TRY IT - Copy the passage from the Malaysia financial distress text verbatim, starting at "KUALA LUMPUR: Signs" and ending at "the M40 group.".

TEXT SECTION -
KUALA LUMPUR: Signs of financial distress in the country are getting more prevalent and clearer as the Covid-19 impact bites deeper into Malaysia’s economy, resulting in rising unemployment and shrinking incomes.

The Statistics Department’s May 2021 data showed that the jobless rate was at 4.5%, involving over 728,000 workers, although it dropped marginally from 4.6% in April 2021.

The economic impact has not been isolated, rather the damage is spreading to other sectors, including property despite the various relief measures and loan moratoriums.

The Household Income Estimates and Incidence of Poverty Report 2020 revealed that 20% of the middle 40 (M40) income group – those earning between RM4,850 and RM10,959 – has shifted down to the bottom 40 group due to the pandemic, while among those from the top 20 category, 12.8% has shifted down to the M40 group.

This means some property owners may have to offload properties to stay afloat.

While the vaccination rate which is on track to achieve herd immunity by October 2021, the future remains unclear as to how fast the economy can recover from the damage.As of Aug 8, 2021, over 24 million doses of Covid-19 vaccines have been administered in Malaysia under the National Covid-19 Immunisation Programme or PICK.

By percentage, this means that 48.3% of the country’s population have received the first dose of the vaccine while 26.9% have completed the full two doses.

Christopher Tan, 47, is one of many property owners who have had to let go of their properties during the pandemic.

As global travel came to a halt, Tan, who resides in Singapore, lost his job as a pilot in June last year.

To sustain his livelihood with his wife and two children, he had to offload his apartment in Cyberjaya last August.

“It was a difficult decision to make but that was the fastest way to get some cash although it was at a loss. I bought that apartment for RM826,000, but sold it at only RM450,000,” he said.

At the end of 2020, the home loan rejection rate in Malaysia stood at 28%, according to data by Bank Negara.

Among the reasons was that borrowers were already highly indebted, and have a poor credit history with little residual income after taking into account monthly living expenditures and existing financial obligations.

Source data -
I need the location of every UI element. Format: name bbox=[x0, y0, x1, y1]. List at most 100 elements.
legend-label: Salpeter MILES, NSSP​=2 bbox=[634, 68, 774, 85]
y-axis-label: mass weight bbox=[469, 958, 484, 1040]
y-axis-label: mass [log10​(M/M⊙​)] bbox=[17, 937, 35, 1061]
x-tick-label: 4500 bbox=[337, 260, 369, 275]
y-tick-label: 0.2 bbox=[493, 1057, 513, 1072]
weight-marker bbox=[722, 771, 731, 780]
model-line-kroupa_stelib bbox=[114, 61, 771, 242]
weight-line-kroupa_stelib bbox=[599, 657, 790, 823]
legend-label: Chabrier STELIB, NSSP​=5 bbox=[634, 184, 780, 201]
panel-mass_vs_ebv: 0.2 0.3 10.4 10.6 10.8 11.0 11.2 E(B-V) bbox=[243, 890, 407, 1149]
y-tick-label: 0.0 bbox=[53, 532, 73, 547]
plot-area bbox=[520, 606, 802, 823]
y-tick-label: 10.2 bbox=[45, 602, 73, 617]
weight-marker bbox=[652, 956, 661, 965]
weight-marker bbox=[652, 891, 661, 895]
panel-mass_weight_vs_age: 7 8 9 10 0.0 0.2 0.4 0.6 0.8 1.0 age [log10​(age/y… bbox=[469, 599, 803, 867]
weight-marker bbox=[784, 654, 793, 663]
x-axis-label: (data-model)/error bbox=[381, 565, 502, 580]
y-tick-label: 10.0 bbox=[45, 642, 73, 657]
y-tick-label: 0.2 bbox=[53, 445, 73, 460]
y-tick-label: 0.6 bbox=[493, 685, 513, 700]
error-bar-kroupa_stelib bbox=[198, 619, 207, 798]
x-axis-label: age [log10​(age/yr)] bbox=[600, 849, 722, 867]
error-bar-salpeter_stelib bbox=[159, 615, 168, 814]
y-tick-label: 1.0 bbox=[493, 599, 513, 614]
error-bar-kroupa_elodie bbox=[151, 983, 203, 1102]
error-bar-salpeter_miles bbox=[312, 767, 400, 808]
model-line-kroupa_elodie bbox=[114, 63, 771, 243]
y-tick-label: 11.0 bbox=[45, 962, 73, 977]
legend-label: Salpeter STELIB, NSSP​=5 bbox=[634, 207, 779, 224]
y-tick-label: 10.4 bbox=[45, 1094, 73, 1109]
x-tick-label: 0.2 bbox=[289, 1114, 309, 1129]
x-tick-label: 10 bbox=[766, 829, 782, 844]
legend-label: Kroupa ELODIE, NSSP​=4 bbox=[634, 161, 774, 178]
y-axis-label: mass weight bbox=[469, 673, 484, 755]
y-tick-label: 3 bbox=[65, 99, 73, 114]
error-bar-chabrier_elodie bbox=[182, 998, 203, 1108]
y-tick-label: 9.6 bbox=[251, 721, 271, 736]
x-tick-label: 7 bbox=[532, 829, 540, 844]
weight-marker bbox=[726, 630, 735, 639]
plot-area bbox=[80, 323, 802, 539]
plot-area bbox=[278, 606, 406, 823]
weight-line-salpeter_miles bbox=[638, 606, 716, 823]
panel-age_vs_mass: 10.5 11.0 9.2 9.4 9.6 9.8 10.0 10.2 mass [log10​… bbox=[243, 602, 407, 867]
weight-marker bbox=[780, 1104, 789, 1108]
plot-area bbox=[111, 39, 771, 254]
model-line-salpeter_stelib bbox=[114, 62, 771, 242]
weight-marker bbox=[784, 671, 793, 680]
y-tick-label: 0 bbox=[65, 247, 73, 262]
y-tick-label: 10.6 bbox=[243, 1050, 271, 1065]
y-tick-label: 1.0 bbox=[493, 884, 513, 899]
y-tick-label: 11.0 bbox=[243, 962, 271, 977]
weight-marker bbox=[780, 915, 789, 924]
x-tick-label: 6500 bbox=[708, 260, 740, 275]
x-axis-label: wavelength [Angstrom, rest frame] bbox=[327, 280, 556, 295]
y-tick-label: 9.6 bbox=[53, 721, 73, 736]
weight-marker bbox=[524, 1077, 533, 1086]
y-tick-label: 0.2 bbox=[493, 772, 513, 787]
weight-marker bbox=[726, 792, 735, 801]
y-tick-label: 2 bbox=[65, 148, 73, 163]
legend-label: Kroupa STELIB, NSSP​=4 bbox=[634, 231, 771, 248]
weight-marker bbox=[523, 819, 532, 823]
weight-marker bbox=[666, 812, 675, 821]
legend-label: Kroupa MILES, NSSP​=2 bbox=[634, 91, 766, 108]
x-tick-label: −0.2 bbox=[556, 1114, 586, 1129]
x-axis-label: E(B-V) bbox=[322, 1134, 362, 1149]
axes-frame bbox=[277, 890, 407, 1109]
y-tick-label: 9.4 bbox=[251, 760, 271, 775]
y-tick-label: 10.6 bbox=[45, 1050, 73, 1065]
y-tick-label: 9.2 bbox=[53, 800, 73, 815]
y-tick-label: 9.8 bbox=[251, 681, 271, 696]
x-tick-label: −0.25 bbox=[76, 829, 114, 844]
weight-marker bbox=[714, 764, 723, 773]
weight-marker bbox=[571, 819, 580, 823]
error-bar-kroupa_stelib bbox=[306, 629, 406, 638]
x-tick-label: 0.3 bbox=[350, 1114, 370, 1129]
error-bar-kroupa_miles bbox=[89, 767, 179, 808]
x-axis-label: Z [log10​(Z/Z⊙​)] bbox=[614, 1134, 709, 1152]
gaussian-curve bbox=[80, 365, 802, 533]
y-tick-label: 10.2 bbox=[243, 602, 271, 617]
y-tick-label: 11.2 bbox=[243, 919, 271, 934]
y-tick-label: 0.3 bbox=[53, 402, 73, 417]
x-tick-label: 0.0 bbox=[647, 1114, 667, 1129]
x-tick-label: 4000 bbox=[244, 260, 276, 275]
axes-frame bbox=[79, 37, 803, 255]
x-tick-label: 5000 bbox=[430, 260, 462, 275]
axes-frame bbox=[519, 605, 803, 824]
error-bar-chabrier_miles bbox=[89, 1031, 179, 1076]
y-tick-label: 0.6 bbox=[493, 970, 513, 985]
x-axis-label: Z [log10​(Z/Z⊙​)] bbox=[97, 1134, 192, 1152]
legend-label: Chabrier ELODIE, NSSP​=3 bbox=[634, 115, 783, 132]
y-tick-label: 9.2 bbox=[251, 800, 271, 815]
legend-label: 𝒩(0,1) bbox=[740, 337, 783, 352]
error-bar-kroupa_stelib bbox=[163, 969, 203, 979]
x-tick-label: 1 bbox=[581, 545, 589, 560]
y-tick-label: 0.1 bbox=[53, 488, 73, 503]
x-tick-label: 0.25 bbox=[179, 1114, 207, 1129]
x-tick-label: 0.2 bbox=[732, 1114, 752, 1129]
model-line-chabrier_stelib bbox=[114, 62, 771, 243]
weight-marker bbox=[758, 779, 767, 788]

EXERCISE OUTPUT -
KUALA LUMPUR: Signs of financial distress in the country are getting more prevalent and clearer as the Covid-19 impact bites deeper into Malaysia’s economy, resulting in rising unemployment and shrinking incomes.

The Statistics Department’s May 2021 data showed that the jobless rate was at 4.5%, involving over 728,000 workers, although it dropped marginally from 4.6% in April 2021.

The economic impact has not been isolated, rather the damage is spreading to other sectors, including property despite the various relief measures and loan moratoriums.

The Household Income Estimates and Incidence of Poverty Report 2020 revealed that 20% of the middle 40 (M40) income group – those earning between RM4,850 and RM10,959 – has shifted down to the bottom 40 group due to the pandemic, while among those from the top 20 category, 12.8% has shifted down to the M40 group.